[Records that describe figures]
• • • • •
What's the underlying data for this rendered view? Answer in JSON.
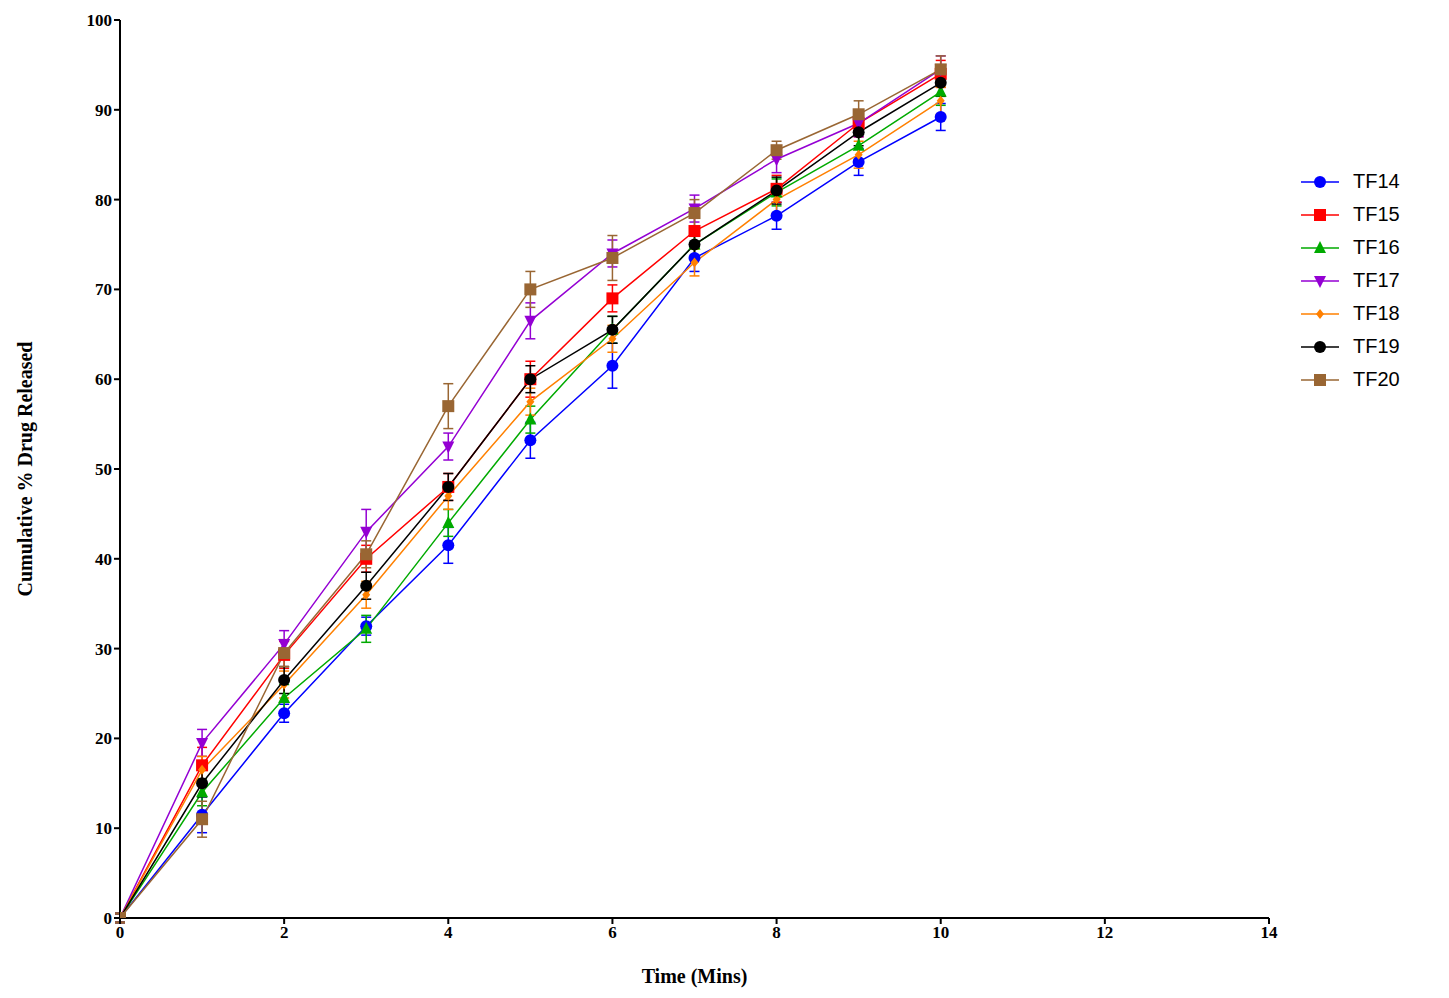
{
  "chart_data": {
    "type": "line",
    "x_label": "Time (Mins)",
    "y_label": "Cumulative % Drug Released",
    "x": [
      0,
      1,
      2,
      3,
      4,
      5,
      6,
      7,
      8,
      9,
      10
    ],
    "xlim": [
      0,
      14
    ],
    "xticks": [
      0,
      2,
      4,
      6,
      8,
      10,
      12,
      14
    ],
    "ylim": [
      0,
      100
    ],
    "yticks": [
      0,
      10,
      20,
      30,
      40,
      50,
      60,
      70,
      80,
      90,
      100
    ],
    "grid": false,
    "legend": "right",
    "series": [
      {
        "name": "TF14",
        "color": "#0000ff",
        "marker": "circle",
        "values": [
          0,
          11.5,
          22.8,
          32.5,
          41.5,
          53.2,
          61.5,
          73.5,
          78.2,
          84.2,
          89.2
        ],
        "errors": [
          0.5,
          2,
          1,
          1,
          2,
          2,
          2.5,
          1.5,
          1.5,
          1.5,
          1.5
        ]
      },
      {
        "name": "TF15",
        "color": "#ff0000",
        "marker": "square",
        "values": [
          0,
          17,
          29.3,
          40,
          48,
          60,
          69,
          76.5,
          81.2,
          88.5,
          94
        ],
        "errors": [
          0.5,
          2,
          1.5,
          1.5,
          1.5,
          2,
          1.5,
          1.5,
          1.5,
          1.5,
          1.5
        ]
      },
      {
        "name": "TF16",
        "color": "#00aa00",
        "marker": "triangle",
        "values": [
          0,
          14,
          24.5,
          32.2,
          44,
          55.5,
          65.5,
          75,
          80.8,
          86,
          92
        ],
        "errors": [
          0.5,
          1.5,
          1.5,
          1.5,
          1.5,
          1.5,
          1.5,
          1.5,
          1.5,
          1.5,
          1.5
        ]
      },
      {
        "name": "TF17",
        "color": "#9400d3",
        "marker": "triangle-down",
        "values": [
          0,
          19.5,
          30.5,
          43,
          52.5,
          66.5,
          74,
          79,
          84.5,
          88.5,
          94.5
        ],
        "errors": [
          0.5,
          1.5,
          1.5,
          2.5,
          1.5,
          2,
          1.5,
          1.5,
          1.5,
          1.5,
          1.5
        ]
      },
      {
        "name": "TF18",
        "color": "#ff8000",
        "marker": "diamond",
        "values": [
          0,
          16.5,
          26,
          36,
          47,
          57.5,
          64.5,
          73,
          80,
          85,
          91
        ],
        "errors": [
          0.5,
          1.5,
          1.5,
          1.5,
          1.5,
          1.5,
          1.5,
          1.5,
          1.5,
          1.5,
          1.5
        ]
      },
      {
        "name": "TF19",
        "color": "#000000",
        "marker": "circle",
        "values": [
          0,
          15,
          26.5,
          37,
          48,
          60,
          65.5,
          75,
          81,
          87.5,
          93
        ],
        "errors": [
          0.5,
          1.5,
          1.5,
          1.5,
          1.5,
          1.5,
          1.5,
          1.5,
          1.5,
          1.5,
          1.5
        ]
      },
      {
        "name": "TF20",
        "color": "#996633",
        "marker": "square",
        "values": [
          0,
          11,
          29.5,
          40.5,
          57,
          70,
          73.5,
          78.5,
          85.5,
          89.5,
          94.5
        ],
        "errors": [
          0.5,
          2,
          1.5,
          1.5,
          2.5,
          2,
          2.5,
          1.5,
          1,
          1.5,
          1.5
        ]
      }
    ]
  }
}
• • • • •
*Task objective*
Wherever "color" shows up in a line, copy that line.

*Exercise solution*
        "color": "#0000ff",
        "color": "#ff0000",
        "color": "#00aa00",
        "color": "#9400d3",
        "color": "#ff8000",
        "color": "#000000",
        "color": "#996633",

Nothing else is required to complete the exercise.